Dataset entries
"""
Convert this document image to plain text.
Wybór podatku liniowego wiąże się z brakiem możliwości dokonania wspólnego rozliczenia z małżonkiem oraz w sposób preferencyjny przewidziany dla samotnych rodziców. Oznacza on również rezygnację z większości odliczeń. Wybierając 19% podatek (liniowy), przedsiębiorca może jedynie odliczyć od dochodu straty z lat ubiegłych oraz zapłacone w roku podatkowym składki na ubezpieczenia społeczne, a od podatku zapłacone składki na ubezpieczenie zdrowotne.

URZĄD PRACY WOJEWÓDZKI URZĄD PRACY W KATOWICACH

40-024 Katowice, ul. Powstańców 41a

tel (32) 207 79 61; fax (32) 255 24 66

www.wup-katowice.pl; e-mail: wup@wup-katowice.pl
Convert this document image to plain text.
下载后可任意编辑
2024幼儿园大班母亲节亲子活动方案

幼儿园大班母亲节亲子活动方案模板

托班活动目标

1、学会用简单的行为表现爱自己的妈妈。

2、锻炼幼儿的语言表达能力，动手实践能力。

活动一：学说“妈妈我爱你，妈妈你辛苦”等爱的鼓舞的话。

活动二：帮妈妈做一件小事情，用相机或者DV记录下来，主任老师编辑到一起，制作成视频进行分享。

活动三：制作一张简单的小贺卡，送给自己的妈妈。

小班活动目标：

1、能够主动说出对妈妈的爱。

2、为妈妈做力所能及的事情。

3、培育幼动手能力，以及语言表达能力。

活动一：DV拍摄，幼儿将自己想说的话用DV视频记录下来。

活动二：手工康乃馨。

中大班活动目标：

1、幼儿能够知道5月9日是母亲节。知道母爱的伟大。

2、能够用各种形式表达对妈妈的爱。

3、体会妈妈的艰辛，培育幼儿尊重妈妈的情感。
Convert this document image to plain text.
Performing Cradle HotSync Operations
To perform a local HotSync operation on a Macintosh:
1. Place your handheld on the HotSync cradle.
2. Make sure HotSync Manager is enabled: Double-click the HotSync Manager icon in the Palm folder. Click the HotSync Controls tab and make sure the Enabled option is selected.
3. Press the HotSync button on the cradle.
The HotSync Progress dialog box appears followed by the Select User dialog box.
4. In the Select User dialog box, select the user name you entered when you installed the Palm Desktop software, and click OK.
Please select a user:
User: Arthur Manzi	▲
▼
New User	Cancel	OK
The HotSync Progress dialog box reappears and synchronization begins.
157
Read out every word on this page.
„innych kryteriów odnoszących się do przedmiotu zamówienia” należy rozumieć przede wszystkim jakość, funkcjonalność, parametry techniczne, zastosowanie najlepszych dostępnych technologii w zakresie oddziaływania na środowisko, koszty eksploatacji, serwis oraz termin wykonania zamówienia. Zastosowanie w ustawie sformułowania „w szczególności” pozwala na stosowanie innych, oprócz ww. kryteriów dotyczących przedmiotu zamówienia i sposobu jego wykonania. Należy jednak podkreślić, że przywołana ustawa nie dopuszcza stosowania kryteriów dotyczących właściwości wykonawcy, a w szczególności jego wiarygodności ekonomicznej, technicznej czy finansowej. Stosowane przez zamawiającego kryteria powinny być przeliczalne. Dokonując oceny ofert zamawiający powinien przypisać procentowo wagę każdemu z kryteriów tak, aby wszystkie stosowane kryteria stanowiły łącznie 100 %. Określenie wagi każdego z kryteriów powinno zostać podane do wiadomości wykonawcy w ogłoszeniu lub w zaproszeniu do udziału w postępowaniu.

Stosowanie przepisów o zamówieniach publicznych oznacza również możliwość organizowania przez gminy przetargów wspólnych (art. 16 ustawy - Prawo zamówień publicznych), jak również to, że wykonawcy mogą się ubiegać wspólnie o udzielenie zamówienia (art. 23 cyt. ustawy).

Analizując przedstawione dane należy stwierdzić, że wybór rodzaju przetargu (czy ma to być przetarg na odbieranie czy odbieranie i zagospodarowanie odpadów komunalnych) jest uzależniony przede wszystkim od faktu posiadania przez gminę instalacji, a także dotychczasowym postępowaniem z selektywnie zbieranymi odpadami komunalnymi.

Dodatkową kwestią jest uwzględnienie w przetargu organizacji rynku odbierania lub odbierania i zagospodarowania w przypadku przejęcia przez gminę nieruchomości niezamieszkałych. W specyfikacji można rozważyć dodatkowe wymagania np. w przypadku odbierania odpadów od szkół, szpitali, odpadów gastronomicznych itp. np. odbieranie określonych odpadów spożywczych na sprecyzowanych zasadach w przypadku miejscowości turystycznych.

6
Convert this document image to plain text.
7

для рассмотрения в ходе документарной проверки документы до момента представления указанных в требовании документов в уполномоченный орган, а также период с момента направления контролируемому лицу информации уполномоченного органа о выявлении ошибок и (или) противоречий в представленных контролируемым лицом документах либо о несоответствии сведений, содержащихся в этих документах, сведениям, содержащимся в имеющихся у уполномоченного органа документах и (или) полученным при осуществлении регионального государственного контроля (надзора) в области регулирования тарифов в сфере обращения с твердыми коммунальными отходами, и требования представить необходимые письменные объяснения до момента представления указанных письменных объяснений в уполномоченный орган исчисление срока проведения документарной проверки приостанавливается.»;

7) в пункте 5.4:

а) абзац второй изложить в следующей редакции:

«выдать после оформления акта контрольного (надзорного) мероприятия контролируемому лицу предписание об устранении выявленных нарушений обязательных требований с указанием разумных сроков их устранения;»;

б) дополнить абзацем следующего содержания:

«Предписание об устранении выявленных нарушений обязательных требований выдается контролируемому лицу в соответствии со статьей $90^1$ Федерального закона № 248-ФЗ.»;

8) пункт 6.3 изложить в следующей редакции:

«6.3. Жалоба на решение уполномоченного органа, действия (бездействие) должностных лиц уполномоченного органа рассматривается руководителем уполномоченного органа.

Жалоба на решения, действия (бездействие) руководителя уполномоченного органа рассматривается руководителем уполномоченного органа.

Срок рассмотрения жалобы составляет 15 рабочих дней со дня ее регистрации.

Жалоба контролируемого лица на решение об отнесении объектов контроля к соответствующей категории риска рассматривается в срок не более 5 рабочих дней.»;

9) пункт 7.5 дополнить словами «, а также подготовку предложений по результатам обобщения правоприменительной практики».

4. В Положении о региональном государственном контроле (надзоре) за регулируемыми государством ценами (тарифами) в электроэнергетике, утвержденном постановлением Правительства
"""
■ SHORT TASK ■
Each line in the material above must be retyped without alteration.

■ EXERCISE ANSWER ■
Convert this document image to plain text.
Wybór podatku liniowego wiąże się z brakiem możliwości dokonania wspólnego rozliczenia z małżonkiem oraz w sposób preferencyjny przewidziany dla samotnych rodziców. Oznacza on również rezygnację z większości odliczeń. Wybierając 19% podatek (liniowy), przedsiębiorca może jedynie odliczyć od dochodu straty z lat ubiegłych oraz zapłacone w roku podatkowym składki na ubezpieczenia społeczne, a od podatku zapłacone składki na ubezpieczenie zdrowotne.

URZĄD PRACY WOJEWÓDZKI URZĄD PRACY W KATOWICACH

40-024 Katowice, ul. Powstańców 41a

tel (32) 207 79 61; fax (32) 255 24 66

www.wup-katowice.pl; e-mail: wup@wup-katowice.pl
Convert this document image to plain text.
下载后可任意编辑
2024幼儿园大班母亲节亲子活动方案

幼儿园大班母亲节亲子活动方案模板

托班活动目标

1、学会用简单的行为表现爱自己的妈妈。

2、锻炼幼儿的语言表达能力，动手实践能力。

活动一：学说“妈妈我爱你，妈妈你辛苦”等爱的鼓舞的话。

活动二：帮妈妈做一件小事情，用相机或者DV记录下来，主任老师编辑到一起，制作成视频进行分享。

活动三：制作一张简单的小贺卡，送给自己的妈妈。

小班活动目标：

1、能够主动说出对妈妈的爱。

2、为妈妈做力所能及的事情。

3、培育幼动手能力，以及语言表达能力。

活动一：DV拍摄，幼儿将自己想说的话用DV视频记录下来。

活动二：手工康乃馨。

中大班活动目标：

1、幼儿能够知道5月9日是母亲节。知道母爱的伟大。

2、能够用各种形式表达对妈妈的爱。

3、体会妈妈的艰辛，培育幼儿尊重妈妈的情感。
Convert this document image to plain text.
Performing Cradle HotSync Operations
To perform a local HotSync operation on a Macintosh:
1. Place your handheld on the HotSync cradle.
2. Make sure HotSync Manager is enabled: Double-click the HotSync Manager icon in the Palm folder. Click the HotSync Controls tab and make sure the Enabled option is selected.
3. Press the HotSync button on the cradle.
The HotSync Progress dialog box appears followed by the Select User dialog box.
4. In the Select User dialog box, select the user name you entered when you installed the Palm Desktop software, and click OK.
Please select a user:
User: Arthur Manzi	▲
▼
New User	Cancel	OK
The HotSync Progress dialog box reappears and synchronization begins.
157
Read out every word on this page.
„innych kryteriów odnoszących się do przedmiotu zamówienia” należy rozumieć przede wszystkim jakość, funkcjonalność, parametry techniczne, zastosowanie najlepszych dostępnych technologii w zakresie oddziaływania na środowisko, koszty eksploatacji, serwis oraz termin wykonania zamówienia. Zastosowanie w ustawie sformułowania „w szczególności” pozwala na stosowanie innych, oprócz ww. kryteriów dotyczących przedmiotu zamówienia i sposobu jego wykonania. Należy jednak podkreślić, że przywołana ustawa nie dopuszcza stosowania kryteriów dotyczących właściwości wykonawcy, a w szczególności jego wiarygodności ekonomicznej, technicznej czy finansowej. Stosowane przez zamawiającego kryteria powinny być przeliczalne. Dokonując oceny ofert zamawiający powinien przypisać procentowo wagę każdemu z kryteriów tak, aby wszystkie stosowane kryteria stanowiły łącznie 100 %. Określenie wagi każdego z kryteriów powinno zostać podane do wiadomości wykonawcy w ogłoszeniu lub w zaproszeniu do udziału w postępowaniu.

Stosowanie przepisów o zamówieniach publicznych oznacza również możliwość organizowania przez gminy przetargów wspólnych (art. 16 ustawy - Prawo zamówień publicznych), jak również to, że wykonawcy mogą się ubiegać wspólnie o udzielenie zamówienia (art. 23 cyt. ustawy).

Analizując przedstawione dane należy stwierdzić, że wybór rodzaju przetargu (czy ma to być przetarg na odbieranie czy odbieranie i zagospodarowanie odpadów komunalnych) jest uzależniony przede wszystkim od faktu posiadania przez gminę instalacji, a także dotychczasowym postępowaniem z selektywnie zbieranymi odpadami komunalnymi.

Dodatkową kwestią jest uwzględnienie w przetargu organizacji rynku odbierania lub odbierania i zagospodarowania w przypadku przejęcia przez gminę nieruchomości niezamieszkałych. W specyfikacji można rozważyć dodatkowe wymagania np. w przypadku odbierania odpadów od szkół, szpitali, odpadów gastronomicznych itp. np. odbieranie określonych odpadów spożywczych na sprecyzowanych zasadach w przypadku miejscowości turystycznych.

6
Convert this document image to plain text.
7

для рассмотрения в ходе документарной проверки документы до момента представления указанных в требовании документов в уполномоченный орган, а также период с момента направления контролируемому лицу информации уполномоченного органа о выявлении ошибок и (или) противоречий в представленных контролируемым лицом документах либо о несоответствии сведений, содержащихся в этих документах, сведениям, содержащимся в имеющихся у уполномоченного органа документах и (или) полученным при осуществлении регионального государственного контроля (надзора) в области регулирования тарифов в сфере обращения с твердыми коммунальными отходами, и требования представить необходимые письменные объяснения до момента представления указанных письменных объяснений в уполномоченный орган исчисление срока проведения документарной проверки приостанавливается.»;

7) в пункте 5.4:

а) абзац второй изложить в следующей редакции:

«выдать после оформления акта контрольного (надзорного) мероприятия контролируемому лицу предписание об устранении выявленных нарушений обязательных требований с указанием разумных сроков их устранения;»;

б) дополнить абзацем следующего содержания:

«Предписание об устранении выявленных нарушений обязательных требований выдается контролируемому лицу в соответствии со статьей $90^1$ Федерального закона № 248-ФЗ.»;

8) пункт 6.3 изложить в следующей редакции:

«6.3. Жалоба на решение уполномоченного органа, действия (бездействие) должностных лиц уполномоченного органа рассматривается руководителем уполномоченного органа.

Жалоба на решения, действия (бездействие) руководителя уполномоченного органа рассматривается руководителем уполномоченного органа.

Срок рассмотрения жалобы составляет 15 рабочих дней со дня ее регистрации.

Жалоба контролируемого лица на решение об отнесении объектов контроля к соответствующей категории риска рассматривается в срок не более 5 рабочих дней.»;

9) пункт 7.5 дополнить словами «, а также подготовку предложений по результатам обобщения правоприменительной практики».

4. В Положении о региональном государственном контроле (надзоре) за регулируемыми государством ценами (тарифами) в электроэнергетике, утвержденном постановлением Правительства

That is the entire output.